Set exercise: Pictures aside, quote the whole listing exactly.

— begin —

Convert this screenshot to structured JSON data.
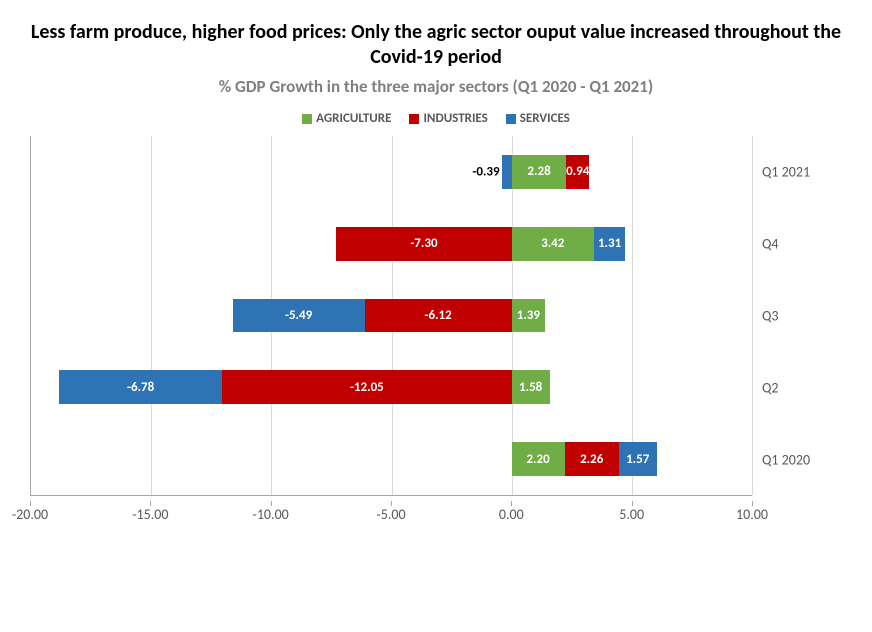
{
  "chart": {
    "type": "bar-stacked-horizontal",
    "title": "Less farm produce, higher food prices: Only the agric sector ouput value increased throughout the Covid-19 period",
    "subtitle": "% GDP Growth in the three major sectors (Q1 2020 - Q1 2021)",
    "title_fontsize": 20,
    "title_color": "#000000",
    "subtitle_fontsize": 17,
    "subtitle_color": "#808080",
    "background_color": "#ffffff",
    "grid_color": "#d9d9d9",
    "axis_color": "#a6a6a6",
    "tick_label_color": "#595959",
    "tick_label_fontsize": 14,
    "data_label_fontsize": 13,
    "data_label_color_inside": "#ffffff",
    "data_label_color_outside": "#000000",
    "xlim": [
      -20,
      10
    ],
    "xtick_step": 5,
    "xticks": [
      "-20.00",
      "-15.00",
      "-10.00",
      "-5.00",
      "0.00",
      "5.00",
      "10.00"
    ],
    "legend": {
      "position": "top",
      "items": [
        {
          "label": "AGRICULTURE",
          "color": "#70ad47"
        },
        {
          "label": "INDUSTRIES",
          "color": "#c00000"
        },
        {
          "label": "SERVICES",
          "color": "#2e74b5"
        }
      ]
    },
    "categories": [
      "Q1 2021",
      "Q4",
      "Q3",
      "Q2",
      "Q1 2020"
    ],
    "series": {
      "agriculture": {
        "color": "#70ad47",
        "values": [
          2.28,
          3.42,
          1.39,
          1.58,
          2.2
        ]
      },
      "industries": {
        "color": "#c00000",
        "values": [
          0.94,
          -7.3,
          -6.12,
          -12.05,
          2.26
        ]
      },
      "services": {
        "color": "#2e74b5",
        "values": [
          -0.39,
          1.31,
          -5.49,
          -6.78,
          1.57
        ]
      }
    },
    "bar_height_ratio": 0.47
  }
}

— end —

Written response:
Convert this screenshot to structured JSON data.
{
  "chart": {
    "type": "bar-stacked-horizontal",
    "title": "Less farm produce, higher food prices: Only the agric sector ouput value increased throughout the Covid-19 period",
    "subtitle": "% GDP Growth in the three major sectors (Q1 2020 - Q1 2021)",
    "title_fontsize": 20,
    "title_color": "#000000",
    "subtitle_fontsize": 17,
    "subtitle_color": "#808080",
    "background_color": "#ffffff",
    "grid_color": "#d9d9d9",
    "axis_color": "#a6a6a6",
    "tick_label_color": "#595959",
    "tick_label_fontsize": 14,
    "data_label_fontsize": 13,
    "data_label_color_inside": "#ffffff",
    "data_label_color_outside": "#000000",
    "xlim": [
      -20,
      10
    ],
    "xtick_step": 5,
    "xticks": [
      "-20.00",
      "-15.00",
      "-10.00",
      "-5.00",
      "0.00",
      "5.00",
      "10.00"
    ],
    "legend": {
      "position": "top",
      "items": [
        {
          "label": "AGRICULTURE",
          "color": "#70ad47"
        },
        {
          "label": "INDUSTRIES",
          "color": "#c00000"
        },
        {
          "label": "SERVICES",
          "color": "#2e74b5"
        }
      ]
    },
    "categories": [
      "Q1 2021",
      "Q4",
      "Q3",
      "Q2",
      "Q1 2020"
    ],
    "series": {
      "agriculture": {
        "color": "#70ad47",
        "values": [
          2.28,
          3.42,
          1.39,
          1.58,
          2.2
        ]
      },
      "industries": {
        "color": "#c00000",
        "values": [
          0.94,
          -7.3,
          -6.12,
          -12.05,
          2.26
        ]
      },
      "services": {
        "color": "#2e74b5",
        "values": [
          -0.39,
          1.31,
          -5.49,
          -6.78,
          1.57
        ]
      }
    },
    "bar_height_ratio": 0.47
  }
}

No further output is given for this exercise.